What is being asked: Scan the entries below and report only how many lines contain "title".

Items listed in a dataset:
▼▼▼
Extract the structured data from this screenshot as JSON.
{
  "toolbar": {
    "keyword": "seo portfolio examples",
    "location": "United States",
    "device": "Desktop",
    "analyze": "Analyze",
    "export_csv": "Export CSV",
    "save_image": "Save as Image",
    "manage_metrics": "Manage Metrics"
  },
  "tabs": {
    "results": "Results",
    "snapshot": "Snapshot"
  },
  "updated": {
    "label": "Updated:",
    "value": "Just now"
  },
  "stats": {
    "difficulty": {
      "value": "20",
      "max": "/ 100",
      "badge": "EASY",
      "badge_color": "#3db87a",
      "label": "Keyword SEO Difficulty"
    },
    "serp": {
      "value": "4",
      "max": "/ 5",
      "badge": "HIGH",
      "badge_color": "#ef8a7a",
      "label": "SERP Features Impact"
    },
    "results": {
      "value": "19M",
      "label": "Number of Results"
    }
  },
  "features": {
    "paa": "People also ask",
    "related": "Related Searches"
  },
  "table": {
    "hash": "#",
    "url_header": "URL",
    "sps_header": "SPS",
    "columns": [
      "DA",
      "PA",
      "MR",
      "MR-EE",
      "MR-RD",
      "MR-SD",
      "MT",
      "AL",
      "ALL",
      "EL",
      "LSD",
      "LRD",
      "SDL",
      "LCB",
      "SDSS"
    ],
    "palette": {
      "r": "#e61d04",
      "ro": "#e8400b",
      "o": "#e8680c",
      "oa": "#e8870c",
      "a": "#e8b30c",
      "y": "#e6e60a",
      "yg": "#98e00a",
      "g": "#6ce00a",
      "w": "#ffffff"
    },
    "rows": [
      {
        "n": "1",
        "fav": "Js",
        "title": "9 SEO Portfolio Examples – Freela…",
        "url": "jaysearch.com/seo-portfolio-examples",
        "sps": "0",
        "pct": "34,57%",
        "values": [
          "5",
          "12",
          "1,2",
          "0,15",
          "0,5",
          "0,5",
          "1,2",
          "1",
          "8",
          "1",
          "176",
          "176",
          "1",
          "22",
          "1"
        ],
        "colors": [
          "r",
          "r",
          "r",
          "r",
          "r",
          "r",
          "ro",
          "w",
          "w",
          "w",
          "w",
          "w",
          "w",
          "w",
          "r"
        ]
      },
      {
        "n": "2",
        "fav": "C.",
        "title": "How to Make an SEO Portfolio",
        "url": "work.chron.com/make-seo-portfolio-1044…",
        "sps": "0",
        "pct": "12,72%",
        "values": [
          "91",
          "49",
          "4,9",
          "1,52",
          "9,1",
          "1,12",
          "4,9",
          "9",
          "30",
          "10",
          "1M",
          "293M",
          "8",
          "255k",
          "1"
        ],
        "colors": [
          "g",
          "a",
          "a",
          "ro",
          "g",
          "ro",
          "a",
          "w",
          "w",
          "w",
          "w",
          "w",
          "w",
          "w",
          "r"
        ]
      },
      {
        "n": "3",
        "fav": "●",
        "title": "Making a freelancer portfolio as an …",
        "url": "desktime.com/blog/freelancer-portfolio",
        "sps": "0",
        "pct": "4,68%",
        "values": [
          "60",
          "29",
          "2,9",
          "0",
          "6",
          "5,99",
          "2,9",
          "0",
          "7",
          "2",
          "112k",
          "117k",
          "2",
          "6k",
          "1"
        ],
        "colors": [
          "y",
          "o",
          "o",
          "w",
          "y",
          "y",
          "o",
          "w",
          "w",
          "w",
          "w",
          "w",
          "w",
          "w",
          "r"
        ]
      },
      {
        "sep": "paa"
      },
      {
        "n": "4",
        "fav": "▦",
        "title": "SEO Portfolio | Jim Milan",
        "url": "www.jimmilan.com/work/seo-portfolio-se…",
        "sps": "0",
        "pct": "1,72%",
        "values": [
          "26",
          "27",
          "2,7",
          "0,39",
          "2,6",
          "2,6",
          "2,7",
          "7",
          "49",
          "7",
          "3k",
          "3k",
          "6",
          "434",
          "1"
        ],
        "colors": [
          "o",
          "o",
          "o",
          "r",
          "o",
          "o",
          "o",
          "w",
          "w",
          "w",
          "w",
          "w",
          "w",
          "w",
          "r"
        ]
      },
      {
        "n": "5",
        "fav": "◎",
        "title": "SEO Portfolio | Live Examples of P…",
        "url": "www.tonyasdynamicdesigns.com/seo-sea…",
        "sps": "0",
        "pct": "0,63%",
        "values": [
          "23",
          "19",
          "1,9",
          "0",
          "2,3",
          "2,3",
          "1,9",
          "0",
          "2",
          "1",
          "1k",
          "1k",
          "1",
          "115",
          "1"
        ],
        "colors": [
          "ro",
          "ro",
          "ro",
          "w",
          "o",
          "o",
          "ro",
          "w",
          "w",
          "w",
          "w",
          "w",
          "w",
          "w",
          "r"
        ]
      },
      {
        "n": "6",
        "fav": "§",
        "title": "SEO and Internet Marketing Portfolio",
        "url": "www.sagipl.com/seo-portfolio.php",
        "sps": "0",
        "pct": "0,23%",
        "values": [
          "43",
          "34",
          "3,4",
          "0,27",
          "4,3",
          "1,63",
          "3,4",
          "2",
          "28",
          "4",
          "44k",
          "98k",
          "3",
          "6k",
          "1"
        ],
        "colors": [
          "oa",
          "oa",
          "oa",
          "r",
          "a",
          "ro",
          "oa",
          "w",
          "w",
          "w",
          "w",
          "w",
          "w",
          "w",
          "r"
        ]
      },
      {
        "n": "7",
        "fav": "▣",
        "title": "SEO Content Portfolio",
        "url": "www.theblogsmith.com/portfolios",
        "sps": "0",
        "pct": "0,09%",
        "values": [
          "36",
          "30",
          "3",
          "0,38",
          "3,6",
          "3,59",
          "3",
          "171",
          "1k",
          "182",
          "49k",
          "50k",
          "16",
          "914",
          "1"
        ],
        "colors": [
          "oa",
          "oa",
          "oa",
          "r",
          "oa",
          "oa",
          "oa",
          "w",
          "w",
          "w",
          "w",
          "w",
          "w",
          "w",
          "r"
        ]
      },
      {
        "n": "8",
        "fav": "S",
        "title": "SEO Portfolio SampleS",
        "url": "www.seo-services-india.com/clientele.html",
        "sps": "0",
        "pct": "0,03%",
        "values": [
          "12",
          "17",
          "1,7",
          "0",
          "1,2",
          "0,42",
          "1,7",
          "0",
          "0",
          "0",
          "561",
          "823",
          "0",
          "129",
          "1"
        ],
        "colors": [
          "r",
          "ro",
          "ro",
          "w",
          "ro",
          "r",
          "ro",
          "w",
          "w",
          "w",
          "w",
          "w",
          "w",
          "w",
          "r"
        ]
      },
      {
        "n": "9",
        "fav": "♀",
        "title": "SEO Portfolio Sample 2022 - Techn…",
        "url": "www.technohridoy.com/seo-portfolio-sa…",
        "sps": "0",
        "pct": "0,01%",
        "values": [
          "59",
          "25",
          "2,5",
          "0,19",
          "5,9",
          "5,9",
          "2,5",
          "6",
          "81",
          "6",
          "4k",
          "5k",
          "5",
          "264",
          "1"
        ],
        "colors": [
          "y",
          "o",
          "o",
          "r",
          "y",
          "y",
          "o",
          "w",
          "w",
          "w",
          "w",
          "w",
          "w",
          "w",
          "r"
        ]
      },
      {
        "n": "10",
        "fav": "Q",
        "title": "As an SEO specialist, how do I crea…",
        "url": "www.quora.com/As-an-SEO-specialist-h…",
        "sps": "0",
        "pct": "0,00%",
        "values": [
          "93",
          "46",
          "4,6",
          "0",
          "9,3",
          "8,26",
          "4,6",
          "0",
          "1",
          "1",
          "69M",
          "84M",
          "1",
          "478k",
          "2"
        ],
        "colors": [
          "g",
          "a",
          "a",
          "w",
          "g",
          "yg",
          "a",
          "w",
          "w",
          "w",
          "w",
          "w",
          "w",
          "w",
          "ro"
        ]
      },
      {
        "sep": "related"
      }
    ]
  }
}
▲▲▲
Response: 10